──────── Source records

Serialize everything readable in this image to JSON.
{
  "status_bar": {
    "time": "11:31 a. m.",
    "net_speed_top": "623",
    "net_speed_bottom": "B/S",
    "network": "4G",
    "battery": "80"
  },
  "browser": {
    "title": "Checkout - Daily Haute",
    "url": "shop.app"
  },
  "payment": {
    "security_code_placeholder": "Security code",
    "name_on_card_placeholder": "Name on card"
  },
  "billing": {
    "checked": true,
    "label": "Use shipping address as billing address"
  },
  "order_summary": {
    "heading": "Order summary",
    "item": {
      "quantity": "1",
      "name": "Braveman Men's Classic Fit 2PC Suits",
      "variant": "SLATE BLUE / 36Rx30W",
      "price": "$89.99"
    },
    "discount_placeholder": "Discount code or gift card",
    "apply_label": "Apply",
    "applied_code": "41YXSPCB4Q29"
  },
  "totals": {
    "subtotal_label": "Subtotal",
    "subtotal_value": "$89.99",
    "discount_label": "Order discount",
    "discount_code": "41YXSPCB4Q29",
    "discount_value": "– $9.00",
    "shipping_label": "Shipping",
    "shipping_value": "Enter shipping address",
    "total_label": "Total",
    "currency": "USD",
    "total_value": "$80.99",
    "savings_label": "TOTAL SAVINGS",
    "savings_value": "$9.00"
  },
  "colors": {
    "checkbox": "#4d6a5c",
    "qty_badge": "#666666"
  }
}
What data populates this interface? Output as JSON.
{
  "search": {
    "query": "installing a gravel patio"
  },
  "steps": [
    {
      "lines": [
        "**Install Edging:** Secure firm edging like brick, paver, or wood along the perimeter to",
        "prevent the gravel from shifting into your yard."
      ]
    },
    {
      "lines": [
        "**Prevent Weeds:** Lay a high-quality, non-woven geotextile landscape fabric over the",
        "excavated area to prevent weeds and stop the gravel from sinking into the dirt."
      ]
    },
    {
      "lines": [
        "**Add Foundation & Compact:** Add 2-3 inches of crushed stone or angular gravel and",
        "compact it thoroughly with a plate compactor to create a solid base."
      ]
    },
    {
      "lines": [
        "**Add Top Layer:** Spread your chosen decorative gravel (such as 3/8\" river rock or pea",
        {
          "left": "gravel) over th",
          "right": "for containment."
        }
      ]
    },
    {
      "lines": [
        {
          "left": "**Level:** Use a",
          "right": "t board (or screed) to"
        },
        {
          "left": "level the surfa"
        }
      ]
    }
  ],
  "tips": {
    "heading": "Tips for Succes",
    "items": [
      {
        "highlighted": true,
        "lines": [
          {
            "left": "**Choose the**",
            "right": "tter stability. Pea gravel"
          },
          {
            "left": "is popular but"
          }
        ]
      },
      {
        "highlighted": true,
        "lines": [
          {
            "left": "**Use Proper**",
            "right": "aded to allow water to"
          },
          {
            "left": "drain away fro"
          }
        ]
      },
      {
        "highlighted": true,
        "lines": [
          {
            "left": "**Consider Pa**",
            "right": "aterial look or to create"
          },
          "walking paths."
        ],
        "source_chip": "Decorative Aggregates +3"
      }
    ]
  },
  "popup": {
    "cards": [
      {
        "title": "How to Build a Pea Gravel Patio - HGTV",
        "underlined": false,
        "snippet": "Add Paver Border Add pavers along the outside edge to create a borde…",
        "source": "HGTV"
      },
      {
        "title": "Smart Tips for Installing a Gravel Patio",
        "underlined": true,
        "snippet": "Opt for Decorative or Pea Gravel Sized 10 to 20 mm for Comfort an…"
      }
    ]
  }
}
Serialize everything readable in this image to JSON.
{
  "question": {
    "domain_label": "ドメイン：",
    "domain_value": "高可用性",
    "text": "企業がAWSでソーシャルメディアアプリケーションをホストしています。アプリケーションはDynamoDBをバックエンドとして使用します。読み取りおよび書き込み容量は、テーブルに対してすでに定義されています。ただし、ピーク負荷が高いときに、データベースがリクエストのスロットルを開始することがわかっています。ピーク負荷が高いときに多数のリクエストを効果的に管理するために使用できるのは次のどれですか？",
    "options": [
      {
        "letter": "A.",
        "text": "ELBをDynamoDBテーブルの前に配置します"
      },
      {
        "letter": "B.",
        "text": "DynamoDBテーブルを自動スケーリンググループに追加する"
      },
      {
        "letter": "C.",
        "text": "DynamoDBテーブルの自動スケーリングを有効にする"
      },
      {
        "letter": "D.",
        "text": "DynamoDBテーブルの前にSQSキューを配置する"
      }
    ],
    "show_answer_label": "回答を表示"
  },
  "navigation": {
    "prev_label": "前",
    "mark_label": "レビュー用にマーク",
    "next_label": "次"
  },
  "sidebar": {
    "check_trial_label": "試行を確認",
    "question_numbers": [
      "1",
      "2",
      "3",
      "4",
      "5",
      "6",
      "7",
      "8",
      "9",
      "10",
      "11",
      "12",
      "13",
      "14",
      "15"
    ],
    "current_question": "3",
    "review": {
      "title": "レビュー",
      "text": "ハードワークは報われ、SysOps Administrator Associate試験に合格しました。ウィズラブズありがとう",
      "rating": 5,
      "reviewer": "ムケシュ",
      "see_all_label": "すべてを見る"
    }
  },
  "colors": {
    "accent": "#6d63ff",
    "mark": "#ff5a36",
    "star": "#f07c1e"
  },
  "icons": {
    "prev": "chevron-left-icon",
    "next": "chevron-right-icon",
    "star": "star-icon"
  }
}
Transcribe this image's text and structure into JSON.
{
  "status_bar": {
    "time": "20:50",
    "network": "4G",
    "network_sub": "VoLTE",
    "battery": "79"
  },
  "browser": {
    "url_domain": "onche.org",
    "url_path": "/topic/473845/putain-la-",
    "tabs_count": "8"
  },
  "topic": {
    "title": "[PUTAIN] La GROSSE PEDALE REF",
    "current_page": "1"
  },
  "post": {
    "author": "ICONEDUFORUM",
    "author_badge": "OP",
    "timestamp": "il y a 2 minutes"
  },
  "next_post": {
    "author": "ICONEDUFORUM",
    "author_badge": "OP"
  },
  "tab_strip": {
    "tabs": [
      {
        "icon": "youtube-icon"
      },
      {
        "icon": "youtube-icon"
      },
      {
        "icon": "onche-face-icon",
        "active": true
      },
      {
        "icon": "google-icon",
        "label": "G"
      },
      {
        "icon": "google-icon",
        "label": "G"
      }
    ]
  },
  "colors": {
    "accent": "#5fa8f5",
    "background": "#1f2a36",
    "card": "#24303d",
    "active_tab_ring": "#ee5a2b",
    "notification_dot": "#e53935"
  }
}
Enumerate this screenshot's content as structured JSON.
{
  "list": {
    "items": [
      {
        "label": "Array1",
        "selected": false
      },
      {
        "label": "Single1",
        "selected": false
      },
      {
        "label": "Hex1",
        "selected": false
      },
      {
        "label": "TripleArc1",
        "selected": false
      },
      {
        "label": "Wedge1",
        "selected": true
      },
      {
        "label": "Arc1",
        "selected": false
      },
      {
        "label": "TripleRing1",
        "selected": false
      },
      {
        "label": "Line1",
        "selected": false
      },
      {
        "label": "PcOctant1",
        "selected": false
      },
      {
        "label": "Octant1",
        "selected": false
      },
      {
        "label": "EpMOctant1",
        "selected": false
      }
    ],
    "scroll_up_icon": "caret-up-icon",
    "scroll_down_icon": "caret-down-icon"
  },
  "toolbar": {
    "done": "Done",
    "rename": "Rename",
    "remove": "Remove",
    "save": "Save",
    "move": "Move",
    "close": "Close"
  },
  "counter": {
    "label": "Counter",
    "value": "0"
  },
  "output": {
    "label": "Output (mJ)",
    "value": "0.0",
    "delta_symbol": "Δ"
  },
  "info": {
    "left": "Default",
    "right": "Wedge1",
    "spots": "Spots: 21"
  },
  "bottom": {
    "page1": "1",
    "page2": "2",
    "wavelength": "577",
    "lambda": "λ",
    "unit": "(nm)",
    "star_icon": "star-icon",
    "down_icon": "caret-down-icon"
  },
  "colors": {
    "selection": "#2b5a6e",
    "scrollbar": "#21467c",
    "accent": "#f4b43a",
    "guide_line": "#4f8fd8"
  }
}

────────────────

» What you should do:
Your answer should be a single number: how many lines of the material contain the word "over".

» Exercise result:
2